- [Extracted material]:
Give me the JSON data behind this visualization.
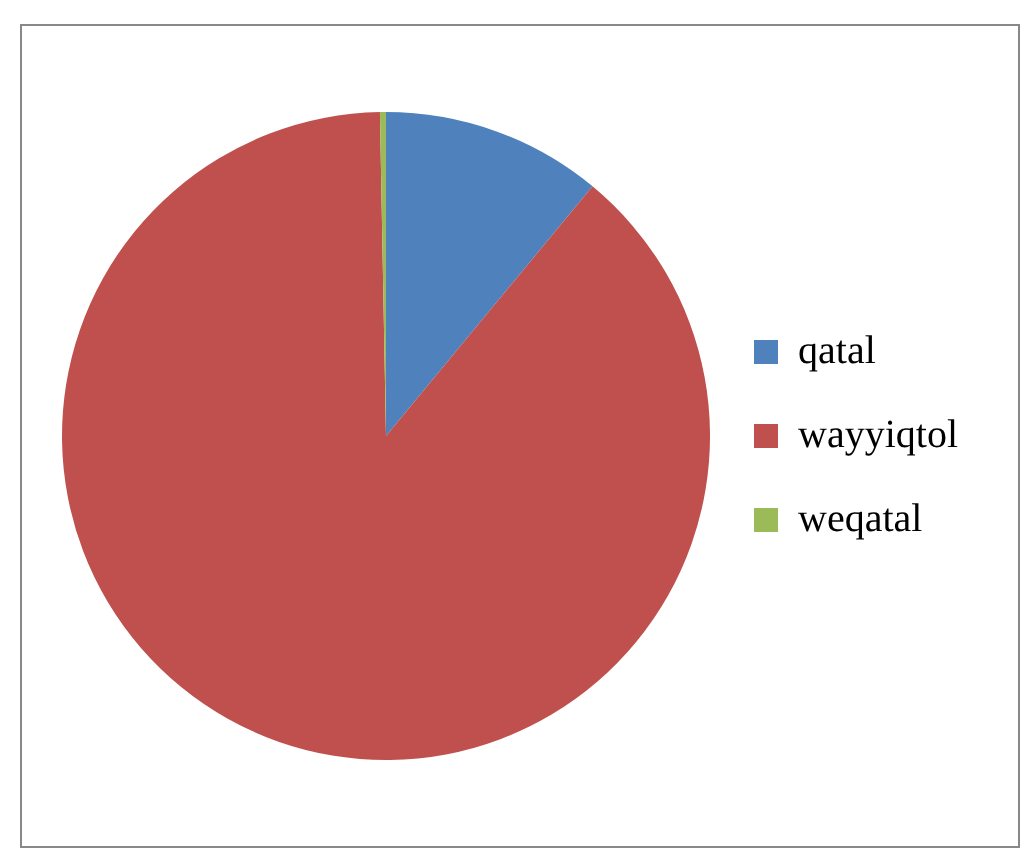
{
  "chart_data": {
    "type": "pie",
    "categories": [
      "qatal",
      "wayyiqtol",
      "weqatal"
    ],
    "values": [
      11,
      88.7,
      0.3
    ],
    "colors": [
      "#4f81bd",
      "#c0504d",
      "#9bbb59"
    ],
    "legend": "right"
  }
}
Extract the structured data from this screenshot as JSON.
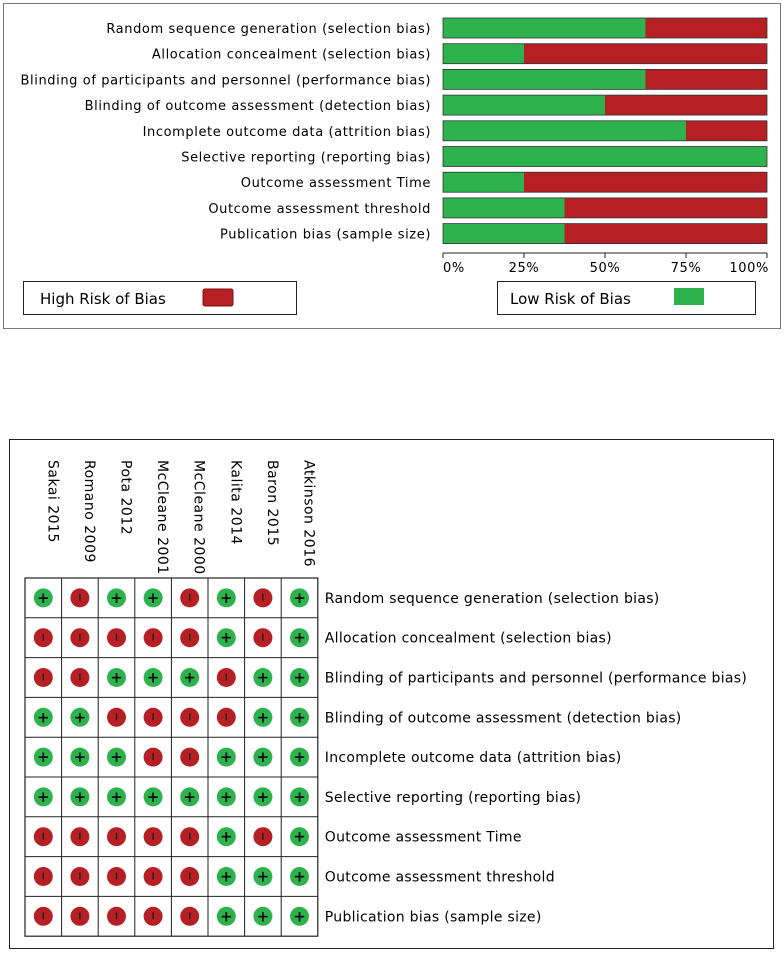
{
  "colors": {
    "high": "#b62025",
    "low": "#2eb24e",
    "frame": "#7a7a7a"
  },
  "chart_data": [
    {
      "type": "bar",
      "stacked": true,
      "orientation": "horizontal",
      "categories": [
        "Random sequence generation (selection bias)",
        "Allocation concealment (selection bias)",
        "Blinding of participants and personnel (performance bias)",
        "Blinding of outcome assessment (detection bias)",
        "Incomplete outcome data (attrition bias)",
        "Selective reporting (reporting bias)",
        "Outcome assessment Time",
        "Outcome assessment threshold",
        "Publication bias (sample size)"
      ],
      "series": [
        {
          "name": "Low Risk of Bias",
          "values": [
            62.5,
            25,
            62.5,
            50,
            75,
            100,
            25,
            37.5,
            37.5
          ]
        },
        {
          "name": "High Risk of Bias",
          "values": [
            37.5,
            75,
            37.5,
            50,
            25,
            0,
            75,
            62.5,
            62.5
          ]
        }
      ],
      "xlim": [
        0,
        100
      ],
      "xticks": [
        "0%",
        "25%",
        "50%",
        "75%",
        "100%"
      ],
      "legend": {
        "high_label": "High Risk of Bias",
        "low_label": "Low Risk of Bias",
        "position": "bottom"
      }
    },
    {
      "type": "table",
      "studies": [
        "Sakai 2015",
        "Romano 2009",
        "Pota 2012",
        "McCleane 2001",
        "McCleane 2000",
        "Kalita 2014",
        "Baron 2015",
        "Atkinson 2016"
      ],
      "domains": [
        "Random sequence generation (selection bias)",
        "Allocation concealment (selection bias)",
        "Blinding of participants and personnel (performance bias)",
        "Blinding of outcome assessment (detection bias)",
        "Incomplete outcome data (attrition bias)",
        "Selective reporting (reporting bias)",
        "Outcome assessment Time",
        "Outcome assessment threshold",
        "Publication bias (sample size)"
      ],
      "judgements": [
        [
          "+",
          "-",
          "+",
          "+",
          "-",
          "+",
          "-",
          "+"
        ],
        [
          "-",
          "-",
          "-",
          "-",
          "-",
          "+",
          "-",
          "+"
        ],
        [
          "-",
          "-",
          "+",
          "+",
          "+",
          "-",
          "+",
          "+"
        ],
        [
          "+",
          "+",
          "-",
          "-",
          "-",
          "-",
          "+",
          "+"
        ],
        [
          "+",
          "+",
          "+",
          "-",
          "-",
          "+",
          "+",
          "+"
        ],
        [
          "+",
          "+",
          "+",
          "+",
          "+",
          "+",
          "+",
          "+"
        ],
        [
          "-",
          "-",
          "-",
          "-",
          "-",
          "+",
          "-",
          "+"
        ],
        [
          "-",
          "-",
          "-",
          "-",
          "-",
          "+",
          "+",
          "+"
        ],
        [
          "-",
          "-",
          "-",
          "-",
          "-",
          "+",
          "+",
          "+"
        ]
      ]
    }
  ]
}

--

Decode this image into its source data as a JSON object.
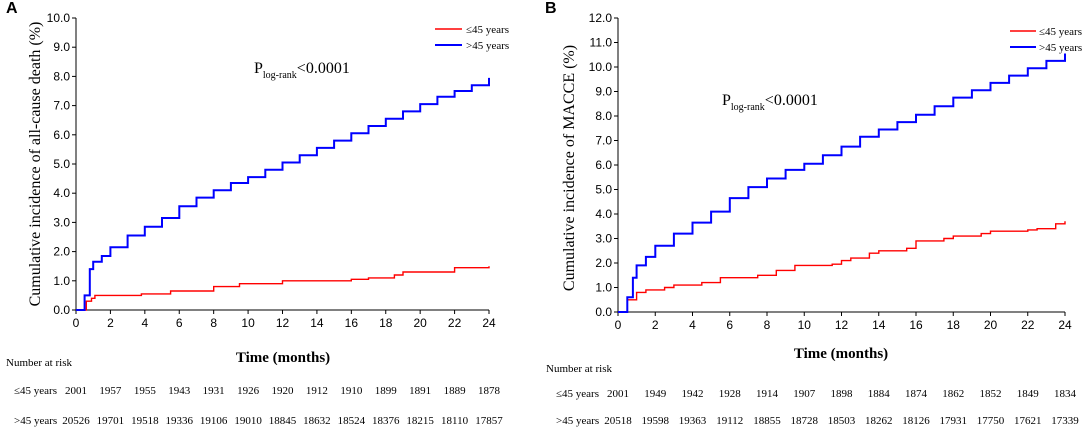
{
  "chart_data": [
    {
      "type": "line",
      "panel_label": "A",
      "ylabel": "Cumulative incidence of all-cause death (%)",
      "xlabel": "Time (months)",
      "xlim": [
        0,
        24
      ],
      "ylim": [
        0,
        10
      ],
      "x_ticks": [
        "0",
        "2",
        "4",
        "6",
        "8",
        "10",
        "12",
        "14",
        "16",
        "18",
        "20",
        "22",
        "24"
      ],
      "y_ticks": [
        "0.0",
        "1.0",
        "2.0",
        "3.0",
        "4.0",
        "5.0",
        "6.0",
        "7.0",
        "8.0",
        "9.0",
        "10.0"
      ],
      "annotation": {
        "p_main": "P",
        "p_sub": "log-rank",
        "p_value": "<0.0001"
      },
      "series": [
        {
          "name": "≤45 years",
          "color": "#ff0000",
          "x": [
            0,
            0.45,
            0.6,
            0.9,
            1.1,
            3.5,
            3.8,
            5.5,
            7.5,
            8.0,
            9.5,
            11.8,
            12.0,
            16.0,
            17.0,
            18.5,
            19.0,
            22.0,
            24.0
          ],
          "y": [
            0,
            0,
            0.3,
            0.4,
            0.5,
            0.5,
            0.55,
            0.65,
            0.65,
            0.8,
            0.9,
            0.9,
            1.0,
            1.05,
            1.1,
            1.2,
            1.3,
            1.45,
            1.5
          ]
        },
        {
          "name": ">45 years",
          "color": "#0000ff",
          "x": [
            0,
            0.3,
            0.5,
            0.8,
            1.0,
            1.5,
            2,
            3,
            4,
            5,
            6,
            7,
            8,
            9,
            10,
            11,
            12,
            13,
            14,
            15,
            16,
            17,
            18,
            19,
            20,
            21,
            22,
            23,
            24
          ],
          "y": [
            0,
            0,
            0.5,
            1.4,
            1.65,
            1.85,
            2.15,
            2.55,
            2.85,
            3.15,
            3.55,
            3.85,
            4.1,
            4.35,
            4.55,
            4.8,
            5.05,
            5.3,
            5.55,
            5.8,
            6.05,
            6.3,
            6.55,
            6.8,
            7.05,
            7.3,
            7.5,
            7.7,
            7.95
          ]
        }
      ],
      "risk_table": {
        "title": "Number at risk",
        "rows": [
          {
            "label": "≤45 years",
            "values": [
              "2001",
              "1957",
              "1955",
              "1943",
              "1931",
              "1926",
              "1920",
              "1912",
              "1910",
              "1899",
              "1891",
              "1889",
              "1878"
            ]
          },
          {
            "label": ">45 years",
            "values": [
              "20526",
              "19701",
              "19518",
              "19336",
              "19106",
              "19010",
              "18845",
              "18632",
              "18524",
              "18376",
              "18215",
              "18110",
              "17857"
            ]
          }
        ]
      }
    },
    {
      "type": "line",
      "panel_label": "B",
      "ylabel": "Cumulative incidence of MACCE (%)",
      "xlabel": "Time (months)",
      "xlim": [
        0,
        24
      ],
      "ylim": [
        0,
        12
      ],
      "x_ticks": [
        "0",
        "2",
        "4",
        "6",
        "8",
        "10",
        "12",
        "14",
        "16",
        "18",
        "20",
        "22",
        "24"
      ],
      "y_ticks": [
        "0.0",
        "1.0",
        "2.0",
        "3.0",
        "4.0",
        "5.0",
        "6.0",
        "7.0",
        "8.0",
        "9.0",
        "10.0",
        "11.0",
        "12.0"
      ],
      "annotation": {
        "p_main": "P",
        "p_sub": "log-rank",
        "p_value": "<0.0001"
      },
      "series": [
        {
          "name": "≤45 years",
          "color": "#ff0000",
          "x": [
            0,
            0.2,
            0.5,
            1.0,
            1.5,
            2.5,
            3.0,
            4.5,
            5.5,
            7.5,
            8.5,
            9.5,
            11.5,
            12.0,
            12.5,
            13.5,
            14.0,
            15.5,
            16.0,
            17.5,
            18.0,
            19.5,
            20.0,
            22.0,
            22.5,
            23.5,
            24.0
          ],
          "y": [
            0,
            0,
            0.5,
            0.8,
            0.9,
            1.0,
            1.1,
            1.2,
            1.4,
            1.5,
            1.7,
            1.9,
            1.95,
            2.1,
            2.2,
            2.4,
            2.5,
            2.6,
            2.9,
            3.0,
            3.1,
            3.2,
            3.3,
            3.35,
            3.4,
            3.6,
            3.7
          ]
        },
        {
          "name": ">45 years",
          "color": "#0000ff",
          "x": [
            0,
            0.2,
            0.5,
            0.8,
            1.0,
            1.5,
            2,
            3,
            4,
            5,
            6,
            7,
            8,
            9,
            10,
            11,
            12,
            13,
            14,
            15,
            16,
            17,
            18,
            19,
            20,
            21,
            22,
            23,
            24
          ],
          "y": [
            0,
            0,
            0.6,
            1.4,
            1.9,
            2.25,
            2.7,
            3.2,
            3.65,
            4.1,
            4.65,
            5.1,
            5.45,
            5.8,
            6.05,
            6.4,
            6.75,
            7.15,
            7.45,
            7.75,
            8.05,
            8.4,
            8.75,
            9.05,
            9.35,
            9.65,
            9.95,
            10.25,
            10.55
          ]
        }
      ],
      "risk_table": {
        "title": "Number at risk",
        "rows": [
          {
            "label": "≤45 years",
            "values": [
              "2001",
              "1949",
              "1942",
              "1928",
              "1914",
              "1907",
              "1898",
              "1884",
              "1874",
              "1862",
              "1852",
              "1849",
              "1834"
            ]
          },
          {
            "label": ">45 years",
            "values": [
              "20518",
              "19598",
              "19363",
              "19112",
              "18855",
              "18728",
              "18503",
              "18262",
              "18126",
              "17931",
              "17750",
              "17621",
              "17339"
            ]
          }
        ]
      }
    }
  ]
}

- [Do this]: Which lines hold the word "ylabel"? Show each one.

- [Response]:
      "ylabel": "Cumulative incidence of all-cause death (%)",
      "ylabel": "Cumulative incidence of MACCE (%)",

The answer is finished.